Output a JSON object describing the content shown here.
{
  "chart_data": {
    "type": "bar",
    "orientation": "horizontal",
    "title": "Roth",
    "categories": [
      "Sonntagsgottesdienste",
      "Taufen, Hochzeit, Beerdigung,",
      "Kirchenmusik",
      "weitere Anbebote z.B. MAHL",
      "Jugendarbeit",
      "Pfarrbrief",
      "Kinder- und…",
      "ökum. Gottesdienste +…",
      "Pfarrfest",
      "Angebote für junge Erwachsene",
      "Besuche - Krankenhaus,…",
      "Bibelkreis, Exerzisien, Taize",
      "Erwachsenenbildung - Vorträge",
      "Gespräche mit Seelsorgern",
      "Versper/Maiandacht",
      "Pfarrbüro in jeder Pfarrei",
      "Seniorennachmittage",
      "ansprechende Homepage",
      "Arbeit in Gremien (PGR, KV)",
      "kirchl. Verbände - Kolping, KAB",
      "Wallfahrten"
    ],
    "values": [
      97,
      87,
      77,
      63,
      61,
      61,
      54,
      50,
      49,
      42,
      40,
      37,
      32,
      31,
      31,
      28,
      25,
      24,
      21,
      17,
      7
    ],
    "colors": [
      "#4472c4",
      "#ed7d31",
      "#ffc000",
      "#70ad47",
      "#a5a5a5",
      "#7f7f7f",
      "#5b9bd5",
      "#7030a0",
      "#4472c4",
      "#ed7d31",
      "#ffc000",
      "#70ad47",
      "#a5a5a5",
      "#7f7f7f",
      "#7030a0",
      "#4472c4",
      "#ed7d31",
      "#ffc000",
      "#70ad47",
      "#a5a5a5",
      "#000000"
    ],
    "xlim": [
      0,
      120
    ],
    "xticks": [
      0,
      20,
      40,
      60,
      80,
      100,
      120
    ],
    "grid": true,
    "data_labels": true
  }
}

→ WORK TO DO
From the listing above, reproduce all the lines exactly.

→ FINAL RESULT
Output a JSON object describing the content shown here.
{
  "chart_data": {
    "type": "bar",
    "orientation": "horizontal",
    "title": "Roth",
    "categories": [
      "Sonntagsgottesdienste",
      "Taufen, Hochzeit, Beerdigung,",
      "Kirchenmusik",
      "weitere Anbebote z.B. MAHL",
      "Jugendarbeit",
      "Pfarrbrief",
      "Kinder- und…",
      "ökum. Gottesdienste +…",
      "Pfarrfest",
      "Angebote für junge Erwachsene",
      "Besuche - Krankenhaus,…",
      "Bibelkreis, Exerzisien, Taize",
      "Erwachsenenbildung - Vorträge",
      "Gespräche mit Seelsorgern",
      "Versper/Maiandacht",
      "Pfarrbüro in jeder Pfarrei",
      "Seniorennachmittage",
      "ansprechende Homepage",
      "Arbeit in Gremien (PGR, KV)",
      "kirchl. Verbände - Kolping, KAB",
      "Wallfahrten"
    ],
    "values": [
      97,
      87,
      77,
      63,
      61,
      61,
      54,
      50,
      49,
      42,
      40,
      37,
      32,
      31,
      31,
      28,
      25,
      24,
      21,
      17,
      7
    ],
    "colors": [
      "#4472c4",
      "#ed7d31",
      "#ffc000",
      "#70ad47",
      "#a5a5a5",
      "#7f7f7f",
      "#5b9bd5",
      "#7030a0",
      "#4472c4",
      "#ed7d31",
      "#ffc000",
      "#70ad47",
      "#a5a5a5",
      "#7f7f7f",
      "#7030a0",
      "#4472c4",
      "#ed7d31",
      "#ffc000",
      "#70ad47",
      "#a5a5a5",
      "#000000"
    ],
    "xlim": [
      0,
      120
    ],
    "xticks": [
      0,
      20,
      40,
      60,
      80,
      100,
      120
    ],
    "grid": true,
    "data_labels": true
  }
}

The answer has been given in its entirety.